(Records from a collection of figures)
═══

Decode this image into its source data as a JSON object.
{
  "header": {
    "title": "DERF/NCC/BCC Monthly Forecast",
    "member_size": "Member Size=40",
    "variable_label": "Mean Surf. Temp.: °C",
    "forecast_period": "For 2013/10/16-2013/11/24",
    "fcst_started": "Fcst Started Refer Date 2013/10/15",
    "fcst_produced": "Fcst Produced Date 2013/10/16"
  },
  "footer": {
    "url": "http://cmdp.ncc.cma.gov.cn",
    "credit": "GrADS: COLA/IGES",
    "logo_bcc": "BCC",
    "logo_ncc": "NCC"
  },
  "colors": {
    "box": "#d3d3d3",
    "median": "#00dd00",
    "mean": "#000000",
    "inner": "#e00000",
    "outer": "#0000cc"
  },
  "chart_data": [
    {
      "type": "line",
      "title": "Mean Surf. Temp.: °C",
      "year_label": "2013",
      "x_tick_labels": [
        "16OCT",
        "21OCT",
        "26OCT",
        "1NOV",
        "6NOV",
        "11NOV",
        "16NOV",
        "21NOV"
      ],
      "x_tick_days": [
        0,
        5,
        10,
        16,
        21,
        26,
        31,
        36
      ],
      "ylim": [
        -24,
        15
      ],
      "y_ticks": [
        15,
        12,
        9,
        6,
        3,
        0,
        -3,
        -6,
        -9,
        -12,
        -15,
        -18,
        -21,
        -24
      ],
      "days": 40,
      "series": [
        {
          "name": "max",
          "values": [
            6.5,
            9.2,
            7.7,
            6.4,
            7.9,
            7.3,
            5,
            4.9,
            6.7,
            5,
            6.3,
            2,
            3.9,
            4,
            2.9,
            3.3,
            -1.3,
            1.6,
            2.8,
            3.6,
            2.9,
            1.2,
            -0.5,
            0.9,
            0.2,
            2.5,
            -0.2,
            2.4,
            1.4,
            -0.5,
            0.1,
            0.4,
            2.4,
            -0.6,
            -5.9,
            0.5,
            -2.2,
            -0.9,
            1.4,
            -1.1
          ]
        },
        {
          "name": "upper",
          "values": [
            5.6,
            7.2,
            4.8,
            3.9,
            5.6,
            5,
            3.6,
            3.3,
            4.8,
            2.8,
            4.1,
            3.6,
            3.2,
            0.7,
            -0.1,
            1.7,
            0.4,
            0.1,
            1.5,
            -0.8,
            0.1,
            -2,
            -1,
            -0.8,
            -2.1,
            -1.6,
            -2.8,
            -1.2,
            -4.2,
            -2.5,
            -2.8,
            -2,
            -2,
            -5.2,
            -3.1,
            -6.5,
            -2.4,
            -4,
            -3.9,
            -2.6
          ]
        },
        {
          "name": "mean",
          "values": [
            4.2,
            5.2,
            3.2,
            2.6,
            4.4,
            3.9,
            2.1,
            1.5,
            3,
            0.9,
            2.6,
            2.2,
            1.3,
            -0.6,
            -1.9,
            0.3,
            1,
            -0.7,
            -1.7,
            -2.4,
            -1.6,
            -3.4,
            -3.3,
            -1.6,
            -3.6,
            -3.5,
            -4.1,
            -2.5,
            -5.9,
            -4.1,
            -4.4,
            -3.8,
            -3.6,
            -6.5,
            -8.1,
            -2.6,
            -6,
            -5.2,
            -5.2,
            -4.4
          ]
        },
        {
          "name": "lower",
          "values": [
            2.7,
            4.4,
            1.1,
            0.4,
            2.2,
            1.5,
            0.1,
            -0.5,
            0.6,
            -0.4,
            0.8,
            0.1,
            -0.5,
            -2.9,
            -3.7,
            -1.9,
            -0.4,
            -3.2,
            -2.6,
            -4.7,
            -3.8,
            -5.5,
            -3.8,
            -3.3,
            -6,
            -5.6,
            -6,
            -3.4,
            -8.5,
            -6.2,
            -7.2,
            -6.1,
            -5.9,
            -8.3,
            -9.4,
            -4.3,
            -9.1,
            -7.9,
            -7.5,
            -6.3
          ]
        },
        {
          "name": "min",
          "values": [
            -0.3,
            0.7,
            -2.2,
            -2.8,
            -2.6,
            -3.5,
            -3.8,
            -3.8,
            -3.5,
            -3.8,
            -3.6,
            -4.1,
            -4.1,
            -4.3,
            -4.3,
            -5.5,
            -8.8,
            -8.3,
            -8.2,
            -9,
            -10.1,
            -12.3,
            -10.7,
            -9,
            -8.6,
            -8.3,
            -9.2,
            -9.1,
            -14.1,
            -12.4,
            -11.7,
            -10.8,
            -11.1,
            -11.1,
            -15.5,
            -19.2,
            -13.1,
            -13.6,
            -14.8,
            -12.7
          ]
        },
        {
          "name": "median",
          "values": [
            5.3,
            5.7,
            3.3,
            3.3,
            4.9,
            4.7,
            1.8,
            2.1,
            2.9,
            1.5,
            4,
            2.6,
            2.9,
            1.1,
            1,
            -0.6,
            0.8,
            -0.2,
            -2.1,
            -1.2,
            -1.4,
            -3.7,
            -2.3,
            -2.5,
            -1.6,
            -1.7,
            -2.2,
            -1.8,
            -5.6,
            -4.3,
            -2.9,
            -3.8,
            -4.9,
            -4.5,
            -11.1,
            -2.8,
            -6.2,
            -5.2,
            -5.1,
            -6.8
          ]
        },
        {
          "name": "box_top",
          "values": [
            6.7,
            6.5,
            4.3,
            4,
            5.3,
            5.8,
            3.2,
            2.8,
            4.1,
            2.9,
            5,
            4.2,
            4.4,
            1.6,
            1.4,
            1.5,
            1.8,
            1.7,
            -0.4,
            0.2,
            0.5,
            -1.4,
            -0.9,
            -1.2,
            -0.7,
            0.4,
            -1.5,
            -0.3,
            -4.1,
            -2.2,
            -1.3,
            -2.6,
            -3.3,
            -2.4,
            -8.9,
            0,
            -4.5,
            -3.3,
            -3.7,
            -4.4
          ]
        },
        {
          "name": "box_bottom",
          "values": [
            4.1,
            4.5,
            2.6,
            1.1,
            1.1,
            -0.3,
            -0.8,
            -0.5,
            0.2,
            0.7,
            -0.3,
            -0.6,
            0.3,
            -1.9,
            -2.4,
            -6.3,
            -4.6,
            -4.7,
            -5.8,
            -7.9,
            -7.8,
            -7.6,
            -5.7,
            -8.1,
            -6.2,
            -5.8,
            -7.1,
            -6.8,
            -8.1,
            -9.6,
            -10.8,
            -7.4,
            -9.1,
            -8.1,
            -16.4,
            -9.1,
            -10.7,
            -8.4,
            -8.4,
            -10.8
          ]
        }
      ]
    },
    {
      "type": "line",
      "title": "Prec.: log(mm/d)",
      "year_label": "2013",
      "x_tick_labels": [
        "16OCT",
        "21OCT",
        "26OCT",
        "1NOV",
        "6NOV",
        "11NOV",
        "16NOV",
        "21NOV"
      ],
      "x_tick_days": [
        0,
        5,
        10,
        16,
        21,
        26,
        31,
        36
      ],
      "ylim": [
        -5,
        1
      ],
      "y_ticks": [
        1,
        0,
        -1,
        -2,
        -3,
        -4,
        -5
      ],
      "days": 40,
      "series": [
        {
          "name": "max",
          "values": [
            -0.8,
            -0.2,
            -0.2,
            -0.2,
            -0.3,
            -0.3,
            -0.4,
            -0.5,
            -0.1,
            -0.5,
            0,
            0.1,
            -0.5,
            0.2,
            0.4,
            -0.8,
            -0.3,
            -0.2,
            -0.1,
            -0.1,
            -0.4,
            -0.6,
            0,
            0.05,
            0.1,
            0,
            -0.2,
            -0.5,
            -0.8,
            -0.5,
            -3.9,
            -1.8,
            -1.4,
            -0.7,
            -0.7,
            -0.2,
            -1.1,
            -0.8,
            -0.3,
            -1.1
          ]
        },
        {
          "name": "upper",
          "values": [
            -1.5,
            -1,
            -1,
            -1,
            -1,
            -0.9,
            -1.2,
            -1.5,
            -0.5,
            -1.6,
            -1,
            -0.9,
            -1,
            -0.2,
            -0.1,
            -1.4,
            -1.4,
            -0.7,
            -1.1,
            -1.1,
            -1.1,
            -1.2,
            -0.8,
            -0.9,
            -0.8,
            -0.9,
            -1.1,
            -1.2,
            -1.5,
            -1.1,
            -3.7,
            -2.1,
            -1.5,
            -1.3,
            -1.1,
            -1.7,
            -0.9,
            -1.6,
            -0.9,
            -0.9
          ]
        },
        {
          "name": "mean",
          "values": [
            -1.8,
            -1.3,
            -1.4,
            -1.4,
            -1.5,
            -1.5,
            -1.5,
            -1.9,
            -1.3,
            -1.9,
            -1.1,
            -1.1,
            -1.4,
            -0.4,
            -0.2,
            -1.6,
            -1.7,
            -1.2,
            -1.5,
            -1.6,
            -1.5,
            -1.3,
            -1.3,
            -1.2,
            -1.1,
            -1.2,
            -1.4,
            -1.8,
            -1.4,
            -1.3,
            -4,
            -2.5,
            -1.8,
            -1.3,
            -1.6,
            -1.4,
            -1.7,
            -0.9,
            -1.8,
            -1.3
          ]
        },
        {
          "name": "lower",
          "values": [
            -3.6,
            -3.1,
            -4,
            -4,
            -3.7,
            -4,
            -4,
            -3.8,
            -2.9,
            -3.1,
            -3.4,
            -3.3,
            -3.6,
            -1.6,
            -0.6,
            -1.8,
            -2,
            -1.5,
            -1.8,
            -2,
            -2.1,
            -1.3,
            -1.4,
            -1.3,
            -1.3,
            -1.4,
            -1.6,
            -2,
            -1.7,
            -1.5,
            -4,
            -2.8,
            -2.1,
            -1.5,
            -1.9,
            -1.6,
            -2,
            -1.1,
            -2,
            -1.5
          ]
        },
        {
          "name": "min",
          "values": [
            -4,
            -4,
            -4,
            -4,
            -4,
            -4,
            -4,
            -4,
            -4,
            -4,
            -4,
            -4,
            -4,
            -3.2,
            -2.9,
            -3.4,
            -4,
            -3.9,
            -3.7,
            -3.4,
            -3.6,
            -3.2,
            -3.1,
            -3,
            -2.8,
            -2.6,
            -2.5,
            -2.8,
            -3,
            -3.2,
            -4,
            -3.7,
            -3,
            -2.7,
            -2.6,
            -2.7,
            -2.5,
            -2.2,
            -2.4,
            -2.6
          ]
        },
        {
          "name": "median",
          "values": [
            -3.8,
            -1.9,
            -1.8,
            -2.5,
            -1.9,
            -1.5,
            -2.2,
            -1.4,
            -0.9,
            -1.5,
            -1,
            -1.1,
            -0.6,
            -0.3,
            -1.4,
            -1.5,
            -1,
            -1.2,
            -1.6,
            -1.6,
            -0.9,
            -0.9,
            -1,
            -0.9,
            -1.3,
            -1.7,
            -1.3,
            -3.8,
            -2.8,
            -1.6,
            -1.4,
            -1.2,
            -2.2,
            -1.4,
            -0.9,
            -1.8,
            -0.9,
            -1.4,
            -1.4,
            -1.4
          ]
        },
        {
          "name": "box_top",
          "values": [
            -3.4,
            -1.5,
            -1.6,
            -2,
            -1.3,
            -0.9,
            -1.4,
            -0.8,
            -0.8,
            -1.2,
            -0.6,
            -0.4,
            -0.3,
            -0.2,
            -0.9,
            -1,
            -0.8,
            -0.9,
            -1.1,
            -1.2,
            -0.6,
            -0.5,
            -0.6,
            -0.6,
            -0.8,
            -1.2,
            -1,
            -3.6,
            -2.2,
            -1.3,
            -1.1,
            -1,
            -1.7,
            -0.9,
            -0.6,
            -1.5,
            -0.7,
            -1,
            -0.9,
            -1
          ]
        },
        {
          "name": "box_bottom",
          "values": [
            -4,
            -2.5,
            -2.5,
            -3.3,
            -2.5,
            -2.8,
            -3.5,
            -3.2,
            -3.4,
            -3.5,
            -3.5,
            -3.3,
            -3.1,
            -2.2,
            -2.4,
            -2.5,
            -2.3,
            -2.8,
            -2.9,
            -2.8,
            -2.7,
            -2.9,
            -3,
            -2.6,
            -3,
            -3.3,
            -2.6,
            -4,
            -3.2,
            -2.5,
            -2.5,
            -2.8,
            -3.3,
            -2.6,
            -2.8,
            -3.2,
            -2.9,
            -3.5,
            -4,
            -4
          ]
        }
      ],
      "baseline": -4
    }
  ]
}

═══

Pull out all lines in the data above that include "Temp".

*OUTPUT OF THE TASK*
    "variable_label": "Mean Surf. Temp.: °C",
      "title": "Mean Surf. Temp.: °C",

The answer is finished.